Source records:
════
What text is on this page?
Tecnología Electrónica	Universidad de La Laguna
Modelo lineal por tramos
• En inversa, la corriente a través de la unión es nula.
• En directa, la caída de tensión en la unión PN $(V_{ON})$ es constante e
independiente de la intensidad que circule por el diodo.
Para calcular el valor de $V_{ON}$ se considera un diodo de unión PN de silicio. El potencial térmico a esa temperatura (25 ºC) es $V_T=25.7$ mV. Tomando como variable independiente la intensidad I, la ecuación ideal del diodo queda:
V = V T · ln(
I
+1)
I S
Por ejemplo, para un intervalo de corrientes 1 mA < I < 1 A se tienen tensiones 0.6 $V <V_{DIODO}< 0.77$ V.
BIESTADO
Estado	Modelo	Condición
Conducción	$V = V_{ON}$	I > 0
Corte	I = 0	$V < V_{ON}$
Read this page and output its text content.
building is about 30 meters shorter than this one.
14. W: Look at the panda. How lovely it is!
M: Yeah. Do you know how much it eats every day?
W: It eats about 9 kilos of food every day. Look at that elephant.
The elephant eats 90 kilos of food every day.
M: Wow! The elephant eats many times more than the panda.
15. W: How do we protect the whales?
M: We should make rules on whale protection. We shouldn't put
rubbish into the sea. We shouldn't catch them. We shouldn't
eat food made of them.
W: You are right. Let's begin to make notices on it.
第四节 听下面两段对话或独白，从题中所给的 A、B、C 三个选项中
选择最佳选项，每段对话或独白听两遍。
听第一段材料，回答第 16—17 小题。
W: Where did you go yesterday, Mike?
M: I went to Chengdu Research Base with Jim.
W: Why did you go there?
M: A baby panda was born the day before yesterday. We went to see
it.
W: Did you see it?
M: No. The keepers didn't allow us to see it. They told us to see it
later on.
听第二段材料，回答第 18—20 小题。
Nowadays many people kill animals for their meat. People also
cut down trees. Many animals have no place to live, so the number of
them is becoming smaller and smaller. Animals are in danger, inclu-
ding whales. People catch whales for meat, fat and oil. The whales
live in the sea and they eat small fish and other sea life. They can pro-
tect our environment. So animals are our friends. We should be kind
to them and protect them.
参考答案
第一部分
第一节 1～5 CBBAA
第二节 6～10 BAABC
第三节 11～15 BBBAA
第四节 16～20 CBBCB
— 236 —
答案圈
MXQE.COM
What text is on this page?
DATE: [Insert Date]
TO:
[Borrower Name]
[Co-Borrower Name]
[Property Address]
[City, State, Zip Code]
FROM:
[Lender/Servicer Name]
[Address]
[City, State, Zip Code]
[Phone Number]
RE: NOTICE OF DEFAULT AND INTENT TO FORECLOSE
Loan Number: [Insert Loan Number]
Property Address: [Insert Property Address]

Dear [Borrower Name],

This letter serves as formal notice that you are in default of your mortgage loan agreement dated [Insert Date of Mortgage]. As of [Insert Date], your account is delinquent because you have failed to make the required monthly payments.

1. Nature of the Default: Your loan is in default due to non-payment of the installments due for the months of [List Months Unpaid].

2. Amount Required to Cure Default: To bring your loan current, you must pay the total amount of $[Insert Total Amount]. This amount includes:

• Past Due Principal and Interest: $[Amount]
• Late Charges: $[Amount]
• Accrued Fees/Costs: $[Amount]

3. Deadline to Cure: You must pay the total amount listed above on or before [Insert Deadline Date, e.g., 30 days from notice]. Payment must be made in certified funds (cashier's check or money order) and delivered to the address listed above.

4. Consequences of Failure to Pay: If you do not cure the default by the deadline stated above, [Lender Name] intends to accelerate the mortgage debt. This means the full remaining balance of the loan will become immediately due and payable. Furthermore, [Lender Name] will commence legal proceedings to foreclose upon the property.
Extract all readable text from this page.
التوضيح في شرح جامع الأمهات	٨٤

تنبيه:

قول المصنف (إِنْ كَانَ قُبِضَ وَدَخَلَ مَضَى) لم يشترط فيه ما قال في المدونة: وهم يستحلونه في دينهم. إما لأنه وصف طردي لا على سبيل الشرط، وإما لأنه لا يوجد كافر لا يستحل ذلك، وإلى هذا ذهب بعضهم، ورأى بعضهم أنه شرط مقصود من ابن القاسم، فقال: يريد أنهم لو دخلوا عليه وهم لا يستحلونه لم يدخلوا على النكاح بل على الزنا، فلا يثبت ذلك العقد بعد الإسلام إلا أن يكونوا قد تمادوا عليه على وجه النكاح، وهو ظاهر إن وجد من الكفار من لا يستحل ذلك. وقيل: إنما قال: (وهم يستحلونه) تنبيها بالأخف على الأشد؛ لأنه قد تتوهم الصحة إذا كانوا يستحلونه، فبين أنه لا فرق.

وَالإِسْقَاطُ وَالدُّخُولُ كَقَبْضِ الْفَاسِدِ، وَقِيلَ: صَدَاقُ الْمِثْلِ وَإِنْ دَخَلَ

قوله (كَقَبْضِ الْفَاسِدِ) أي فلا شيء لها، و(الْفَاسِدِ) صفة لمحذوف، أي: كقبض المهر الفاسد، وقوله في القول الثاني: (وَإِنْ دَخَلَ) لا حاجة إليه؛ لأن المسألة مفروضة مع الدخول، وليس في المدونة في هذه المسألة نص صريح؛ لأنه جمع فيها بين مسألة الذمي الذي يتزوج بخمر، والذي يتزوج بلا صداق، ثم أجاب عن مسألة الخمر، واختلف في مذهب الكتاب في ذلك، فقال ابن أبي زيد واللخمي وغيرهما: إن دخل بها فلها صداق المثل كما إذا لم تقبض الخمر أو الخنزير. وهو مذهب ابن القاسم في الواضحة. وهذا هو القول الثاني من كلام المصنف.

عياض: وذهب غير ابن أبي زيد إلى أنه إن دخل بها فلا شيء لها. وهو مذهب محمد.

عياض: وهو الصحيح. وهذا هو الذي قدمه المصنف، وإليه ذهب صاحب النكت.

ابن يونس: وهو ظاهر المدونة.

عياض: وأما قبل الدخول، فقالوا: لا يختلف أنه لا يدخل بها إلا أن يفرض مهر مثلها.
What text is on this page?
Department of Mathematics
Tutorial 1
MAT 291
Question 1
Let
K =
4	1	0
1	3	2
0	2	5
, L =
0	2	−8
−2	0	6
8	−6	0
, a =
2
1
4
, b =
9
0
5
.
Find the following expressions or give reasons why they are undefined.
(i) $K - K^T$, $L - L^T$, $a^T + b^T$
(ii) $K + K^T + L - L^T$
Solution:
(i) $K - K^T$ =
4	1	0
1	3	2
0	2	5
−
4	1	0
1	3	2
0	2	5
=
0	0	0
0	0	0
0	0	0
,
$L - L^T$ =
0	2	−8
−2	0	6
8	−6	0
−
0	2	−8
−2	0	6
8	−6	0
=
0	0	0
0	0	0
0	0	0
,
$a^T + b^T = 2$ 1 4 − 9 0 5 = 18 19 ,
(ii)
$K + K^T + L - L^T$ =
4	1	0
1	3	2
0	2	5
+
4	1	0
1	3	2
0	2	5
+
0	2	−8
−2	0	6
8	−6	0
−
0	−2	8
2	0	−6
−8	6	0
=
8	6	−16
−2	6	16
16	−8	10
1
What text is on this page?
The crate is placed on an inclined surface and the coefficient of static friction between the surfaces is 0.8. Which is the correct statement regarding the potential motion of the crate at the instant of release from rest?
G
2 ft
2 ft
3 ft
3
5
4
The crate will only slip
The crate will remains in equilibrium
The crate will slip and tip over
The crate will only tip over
════
# [Goal]
Copy out each line of the listing that holds "went".

# [Output]
M: I went to Chengdu Research Base with Jim.
M: A baby panda was born the day before yesterday. We went to see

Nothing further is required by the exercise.